What is required ▸ Answer with a single number, the count of lines holding the word "함께하는".

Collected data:
[BEGIN]

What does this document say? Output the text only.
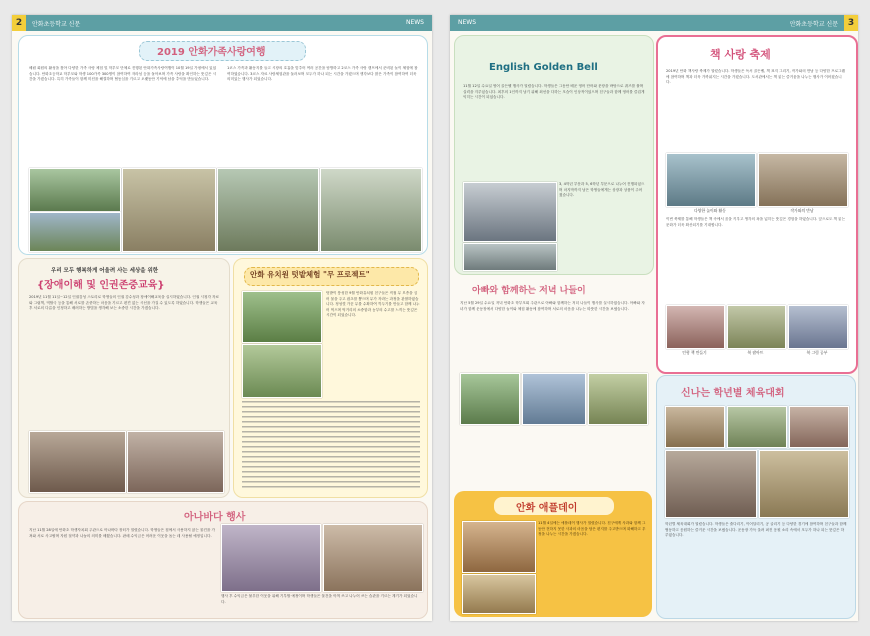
2	안화초등학교 신문	NEWS
2019 안화가족사랑여행
혜림 회원의 활성을 찾아 다양한 가족 사랑 체험 및 학부모 단체로 진행된 안화가족사랑여행이 10월 19일 가평에서 있었습니다. 안화초등학교 학부모와 학생 100가족 300명이 참여하여 자라섬 등을 돌아보며 가족 사랑을 확인하는 뜻깊은 시간을 가졌습니다. 특히 가족들이 함께 미션을 해결하며 협동심을 기르고 오랫동안 기억에 남을 추억을 만들었습니다.
1코스 가족과 활동지를 들고 시장의 호흡을 맞추어 여러 공간을 탐방하고 2코스 가족 사랑 캠프에서 준비된 놀이 체험에 참여하였습니다. 3코스 자료 사랑체험관을 둘러보며 모두가 하나 되는 시간을 가졌으며 생각보다 많은 가족이 참여하여 더욱 의미있는 행사가 되었습니다.
우리 모두 행복하게 어울려 사는 세상을 위한
{장애이해 및 인권존중교육}
2019년 11월 11일~12일 인권감성 스토리로 학생들의 인권 감수성과 장애이해교육을 실시하였습니다. 인권 시청각 자료와 그림책, 역할극 등을 통해 서로를 존중하는 마음을 기르고 편견 없는 시선을 가질 수 있도록 하였습니다. 학생들은 교육 후 서로의 다름을 인정하고 배려하는 방법을 생각해 보는 소중한 시간을 가졌습니다.
안화 유치원 텃밭체험 "무 프로젝트"
텃밭이 풍성한 9월 안화유치원 친구들은 직접 무 모종을 심어 물을 주고 잡초를 뽑으며 무가 자라는 과정을 관찰하였습니다. 정성껏 가꾼 무를 수확하여 깍두기를 만들고 함께 나누어 먹으며 먹거리의 소중함과 농부의 수고를 느끼는 뜻깊은 시간이 되었습니다.
아나바다 행사
지난 11월 28일에 안화초 학생자치회 주관으로 아나바다 장터가 열렸습니다. 학생들은 집에서 사용하지 않는 물건을 가져와 서로 사고팔며 자원 절약과 나눔의 의미를 배웠습니다. 판매 수익금은 어려운 이웃을 돕는 데 사용될 예정입니다.
행사 후 수익금은 불우한 이웃을 위해 기부할 예정이며 학생들은 물건을 아껴 쓰고 나누어 쓰는 습관을 기르는 계기가 되었습니다.
NEWS	안화초등학교 신문	3
English Golden Bell
11월 12일 수요일 영어 골든벨 행사가 열렸습니다. 학생들은 그동안 배운 영어 단어와 문장을 바탕으로 퀴즈를 풀며 실력을 겨루었습니다. 최후의 1인까지 남기 위해 최선을 다하는 모습이 인상적이었으며 친구들과 함께 영어를 즐겁게 익히는 시간이 되었습니다.
3, 4학년 부문과 5, 6학년 부문으로 나누어 진행되었으며 마지막까지 남은 학생들에게는 상장과 상품이 주어졌습니다.
책 사랑 축제
2019년 안화 책사랑 축제가 열렸습니다. 학생들은 독서 골든벨, 책 표지 그리기, 작가와의 만남 등 다양한 프로그램에 참여하며 책과 더욱 가까워지는 시간을 가졌습니다. 도서관에서는 책 읽는 즐거움을 나누는 행사가 이어졌습니다.
다양한 놀이와 활동	작가와의 만남
이번 축제를 통해 학생들은 책 속에서 꿈을 키우고 생각의 폭을 넓히는 뜻깊은 경험을 하였습니다. 앞으로도 책 읽는 문화가 더욱 확산되기를 기대합니다.
인형 책 만들기	북 팝아트	북 그림 공부
아빠와 함께하는 저녁 나들이
지난 5월 29일 수요일 저녁 안화초 학부모회 주관으로 아빠와 함께하는 저녁 나들이 행사를 실시하였습니다. 아빠와 자녀가 함께 운동장에서 다양한 놀이와 체험 활동에 참여하며 서로의 마음을 나누는 따뜻한 시간을 보냈습니다.
안화 애플데이
11월 4일에는 애플데이 행사가 열렸습니다. 친구에게 사과와 함께 그동안 전하지 못한 사과의 마음을 담은 편지를 주고받으며 화해하고 우정을 나누는 시간을 가졌습니다.
신나는 학년별 체육대회
학년별 체육대회가 열렸습니다. 학생들은 줄다리기, 이어달리기, 공 굴리기 등 다양한 경기에 참여하며 친구들과 함께 협동하고 응원하는 즐거운 시간을 보냈습니다. 운동장 가득 울려 퍼진 응원 소리 속에서 모두가 하나 되는 뜻깊은 하루였습니다.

[END]

Final result ▸ 2